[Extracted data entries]
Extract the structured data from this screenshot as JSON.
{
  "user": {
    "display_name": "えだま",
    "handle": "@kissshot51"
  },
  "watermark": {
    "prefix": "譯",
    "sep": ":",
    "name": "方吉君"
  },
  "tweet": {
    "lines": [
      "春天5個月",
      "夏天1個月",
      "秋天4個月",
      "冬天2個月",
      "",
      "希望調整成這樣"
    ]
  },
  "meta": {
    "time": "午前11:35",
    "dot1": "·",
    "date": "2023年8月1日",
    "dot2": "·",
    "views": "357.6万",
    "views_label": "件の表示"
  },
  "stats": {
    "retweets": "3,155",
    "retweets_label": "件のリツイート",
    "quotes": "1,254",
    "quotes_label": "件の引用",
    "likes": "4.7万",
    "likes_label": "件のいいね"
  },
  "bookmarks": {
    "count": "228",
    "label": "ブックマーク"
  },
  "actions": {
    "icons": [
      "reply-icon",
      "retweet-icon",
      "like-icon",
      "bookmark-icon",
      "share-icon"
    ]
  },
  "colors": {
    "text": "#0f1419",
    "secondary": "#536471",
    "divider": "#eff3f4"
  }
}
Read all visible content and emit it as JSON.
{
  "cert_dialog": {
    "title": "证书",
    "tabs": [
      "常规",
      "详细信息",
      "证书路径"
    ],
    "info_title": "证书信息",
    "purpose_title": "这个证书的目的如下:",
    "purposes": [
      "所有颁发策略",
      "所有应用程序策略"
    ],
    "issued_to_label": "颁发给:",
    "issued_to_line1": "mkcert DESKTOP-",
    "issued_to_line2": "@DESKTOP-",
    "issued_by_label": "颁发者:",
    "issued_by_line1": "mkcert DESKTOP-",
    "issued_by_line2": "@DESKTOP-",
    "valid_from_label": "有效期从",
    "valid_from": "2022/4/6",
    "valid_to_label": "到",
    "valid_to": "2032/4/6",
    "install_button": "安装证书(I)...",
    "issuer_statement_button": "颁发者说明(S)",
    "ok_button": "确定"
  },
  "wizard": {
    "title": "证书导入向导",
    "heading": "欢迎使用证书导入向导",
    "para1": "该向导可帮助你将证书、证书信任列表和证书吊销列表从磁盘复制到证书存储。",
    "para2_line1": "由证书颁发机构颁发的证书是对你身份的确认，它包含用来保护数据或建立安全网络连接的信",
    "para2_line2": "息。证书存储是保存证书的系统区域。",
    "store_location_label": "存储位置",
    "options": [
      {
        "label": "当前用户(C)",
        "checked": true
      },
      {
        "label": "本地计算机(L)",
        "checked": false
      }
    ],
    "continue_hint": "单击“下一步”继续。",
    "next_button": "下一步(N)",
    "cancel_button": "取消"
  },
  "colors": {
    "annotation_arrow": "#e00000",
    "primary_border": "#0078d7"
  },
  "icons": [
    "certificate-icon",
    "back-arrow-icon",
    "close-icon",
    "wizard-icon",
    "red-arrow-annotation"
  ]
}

— SET PROBLEM —
Write out every entry again, keeping each line exactly the same.

— OUTPUT OF THE EXERCISE —
Extract the structured data from this screenshot as JSON.
{
  "user": {
    "display_name": "えだま",
    "handle": "@kissshot51"
  },
  "watermark": {
    "prefix": "譯",
    "sep": ":",
    "name": "方吉君"
  },
  "tweet": {
    "lines": [
      "春天5個月",
      "夏天1個月",
      "秋天4個月",
      "冬天2個月",
      "",
      "希望調整成這樣"
    ]
  },
  "meta": {
    "time": "午前11:35",
    "dot1": "·",
    "date": "2023年8月1日",
    "dot2": "·",
    "views": "357.6万",
    "views_label": "件の表示"
  },
  "stats": {
    "retweets": "3,155",
    "retweets_label": "件のリツイート",
    "quotes": "1,254",
    "quotes_label": "件の引用",
    "likes": "4.7万",
    "likes_label": "件のいいね"
  },
  "bookmarks": {
    "count": "228",
    "label": "ブックマーク"
  },
  "actions": {
    "icons": [
      "reply-icon",
      "retweet-icon",
      "like-icon",
      "bookmark-icon",
      "share-icon"
    ]
  },
  "colors": {
    "text": "#0f1419",
    "secondary": "#536471",
    "divider": "#eff3f4"
  }
}
Read all visible content and emit it as JSON.
{
  "cert_dialog": {
    "title": "证书",
    "tabs": [
      "常规",
      "详细信息",
      "证书路径"
    ],
    "info_title": "证书信息",
    "purpose_title": "这个证书的目的如下:",
    "purposes": [
      "所有颁发策略",
      "所有应用程序策略"
    ],
    "issued_to_label": "颁发给:",
    "issued_to_line1": "mkcert DESKTOP-",
    "issued_to_line2": "@DESKTOP-",
    "issued_by_label": "颁发者:",
    "issued_by_line1": "mkcert DESKTOP-",
    "issued_by_line2": "@DESKTOP-",
    "valid_from_label": "有效期从",
    "valid_from": "2022/4/6",
    "valid_to_label": "到",
    "valid_to": "2032/4/6",
    "install_button": "安装证书(I)...",
    "issuer_statement_button": "颁发者说明(S)",
    "ok_button": "确定"
  },
  "wizard": {
    "title": "证书导入向导",
    "heading": "欢迎使用证书导入向导",
    "para1": "该向导可帮助你将证书、证书信任列表和证书吊销列表从磁盘复制到证书存储。",
    "para2_line1": "由证书颁发机构颁发的证书是对你身份的确认，它包含用来保护数据或建立安全网络连接的信",
    "para2_line2": "息。证书存储是保存证书的系统区域。",
    "store_location_label": "存储位置",
    "options": [
      {
        "label": "当前用户(C)",
        "checked": true
      },
      {
        "label": "本地计算机(L)",
        "checked": false
      }
    ],
    "continue_hint": "单击“下一步”继续。",
    "next_button": "下一步(N)",
    "cancel_button": "取消"
  },
  "colors": {
    "annotation_arrow": "#e00000",
    "primary_border": "#0078d7"
  },
  "icons": [
    "certificate-icon",
    "back-arrow-icon",
    "close-icon",
    "wizard-icon",
    "red-arrow-annotation"
  ]
}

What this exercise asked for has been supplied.